──────── Extracted information

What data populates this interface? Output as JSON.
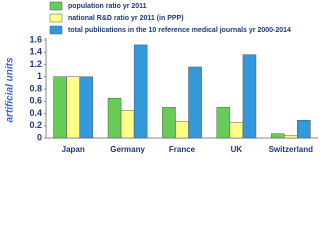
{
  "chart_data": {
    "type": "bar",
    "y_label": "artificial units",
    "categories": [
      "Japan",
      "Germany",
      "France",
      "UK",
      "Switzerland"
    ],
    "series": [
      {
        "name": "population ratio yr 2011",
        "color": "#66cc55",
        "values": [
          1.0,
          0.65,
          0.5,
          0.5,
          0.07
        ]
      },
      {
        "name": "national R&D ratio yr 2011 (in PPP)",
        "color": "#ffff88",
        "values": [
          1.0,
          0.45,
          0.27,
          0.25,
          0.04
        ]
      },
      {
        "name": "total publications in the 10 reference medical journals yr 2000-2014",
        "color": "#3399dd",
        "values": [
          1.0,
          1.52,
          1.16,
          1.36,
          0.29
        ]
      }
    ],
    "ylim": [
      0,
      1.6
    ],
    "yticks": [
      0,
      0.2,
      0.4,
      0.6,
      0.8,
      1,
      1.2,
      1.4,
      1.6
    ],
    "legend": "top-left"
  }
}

────────────────

◆ **Your instructions**:
Go through the entries above and copy every line containing "name".

◆ **Result of this task**:
        "name": "population ratio yr 2011",
        "name": "national R&D ratio yr 2011 (in PPP)",
        "name": "total publications in the 10 reference medical journals yr 2000-2014",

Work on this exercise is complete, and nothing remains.